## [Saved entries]
+++

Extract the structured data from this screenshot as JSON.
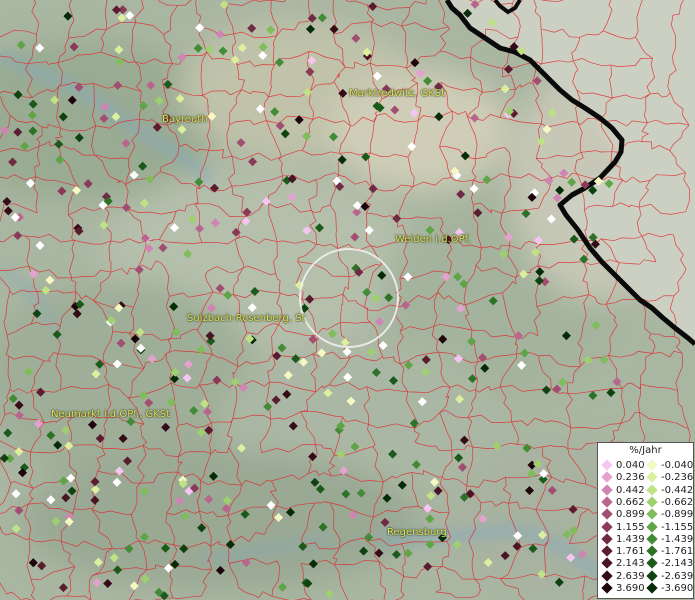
{
  "legend": {
    "title": "%/Jahr",
    "positive": [
      {
        "label": "0.040",
        "color": "#f6c6f2"
      },
      {
        "label": "0.236",
        "color": "#e4a2cf"
      },
      {
        "label": "0.442",
        "color": "#cf84b3"
      },
      {
        "label": "0.662",
        "color": "#b9668f"
      },
      {
        "label": "0.899",
        "color": "#a24e72"
      },
      {
        "label": "1.155",
        "color": "#893a58"
      },
      {
        "label": "1.439",
        "color": "#702b44"
      },
      {
        "label": "1.761",
        "color": "#5a1d30"
      },
      {
        "label": "2.143",
        "color": "#461422"
      },
      {
        "label": "2.639",
        "color": "#330c17"
      },
      {
        "label": "3.690",
        "color": "#1e050b"
      }
    ],
    "negative": [
      {
        "label": "-0.040",
        "color": "#f4f8c2"
      },
      {
        "label": "-0.236",
        "color": "#dcef9f"
      },
      {
        "label": "-0.442",
        "color": "#c0e287"
      },
      {
        "label": "-0.662",
        "color": "#9fd070"
      },
      {
        "label": "-0.899",
        "color": "#7fbc5c"
      },
      {
        "label": "-1.155",
        "color": "#5fa447"
      },
      {
        "label": "-1.439",
        "color": "#438b36"
      },
      {
        "label": "-1.761",
        "color": "#2d7227"
      },
      {
        "label": "-2.143",
        "color": "#1b5a1b"
      },
      {
        "label": "-2.639",
        "color": "#0e4310"
      },
      {
        "label": "-3.690",
        "color": "#052c06"
      }
    ]
  },
  "places": [
    {
      "id": "marktredwitz",
      "label": "Marktredwitz, GKSt"
    },
    {
      "id": "bayreuth",
      "label": "Bayreuth"
    },
    {
      "id": "weiden",
      "label": "Weiden i.d.OPf."
    },
    {
      "id": "sulzbach",
      "label": "Sulzbach-Rosenberg, St"
    },
    {
      "id": "neumarkt",
      "label": "Neumarkt i.d.OPf., GKSt"
    },
    {
      "id": "regensburg",
      "label": "Regensburg"
    }
  ],
  "colors": {
    "white_station": "#ffffff",
    "boundary_line": "#e0242a",
    "country_border": "#0a0a0a",
    "selection_ring": "#f2f2f2"
  }
}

+++

All of the data above should be transcribed verbatim, with pictures omitted.

Extract the structured data from this screenshot as JSON.
{
  "legend": {
    "title": "%/Jahr",
    "positive": [
      {
        "label": "0.040",
        "color": "#f6c6f2"
      },
      {
        "label": "0.236",
        "color": "#e4a2cf"
      },
      {
        "label": "0.442",
        "color": "#cf84b3"
      },
      {
        "label": "0.662",
        "color": "#b9668f"
      },
      {
        "label": "0.899",
        "color": "#a24e72"
      },
      {
        "label": "1.155",
        "color": "#893a58"
      },
      {
        "label": "1.439",
        "color": "#702b44"
      },
      {
        "label": "1.761",
        "color": "#5a1d30"
      },
      {
        "label": "2.143",
        "color": "#461422"
      },
      {
        "label": "2.639",
        "color": "#330c17"
      },
      {
        "label": "3.690",
        "color": "#1e050b"
      }
    ],
    "negative": [
      {
        "label": "-0.040",
        "color": "#f4f8c2"
      },
      {
        "label": "-0.236",
        "color": "#dcef9f"
      },
      {
        "label": "-0.442",
        "color": "#c0e287"
      },
      {
        "label": "-0.662",
        "color": "#9fd070"
      },
      {
        "label": "-0.899",
        "color": "#7fbc5c"
      },
      {
        "label": "-1.155",
        "color": "#5fa447"
      },
      {
        "label": "-1.439",
        "color": "#438b36"
      },
      {
        "label": "-1.761",
        "color": "#2d7227"
      },
      {
        "label": "-2.143",
        "color": "#1b5a1b"
      },
      {
        "label": "-2.639",
        "color": "#0e4310"
      },
      {
        "label": "-3.690",
        "color": "#052c06"
      }
    ]
  },
  "places": [
    {
      "id": "marktredwitz",
      "label": "Marktredwitz, GKSt"
    },
    {
      "id": "bayreuth",
      "label": "Bayreuth"
    },
    {
      "id": "weiden",
      "label": "Weiden i.d.OPf."
    },
    {
      "id": "sulzbach",
      "label": "Sulzbach-Rosenberg, St"
    },
    {
      "id": "neumarkt",
      "label": "Neumarkt i.d.OPf., GKSt"
    },
    {
      "id": "regensburg",
      "label": "Regensburg"
    }
  ],
  "colors": {
    "white_station": "#ffffff",
    "boundary_line": "#e0242a",
    "country_border": "#0a0a0a",
    "selection_ring": "#f2f2f2"
  }
}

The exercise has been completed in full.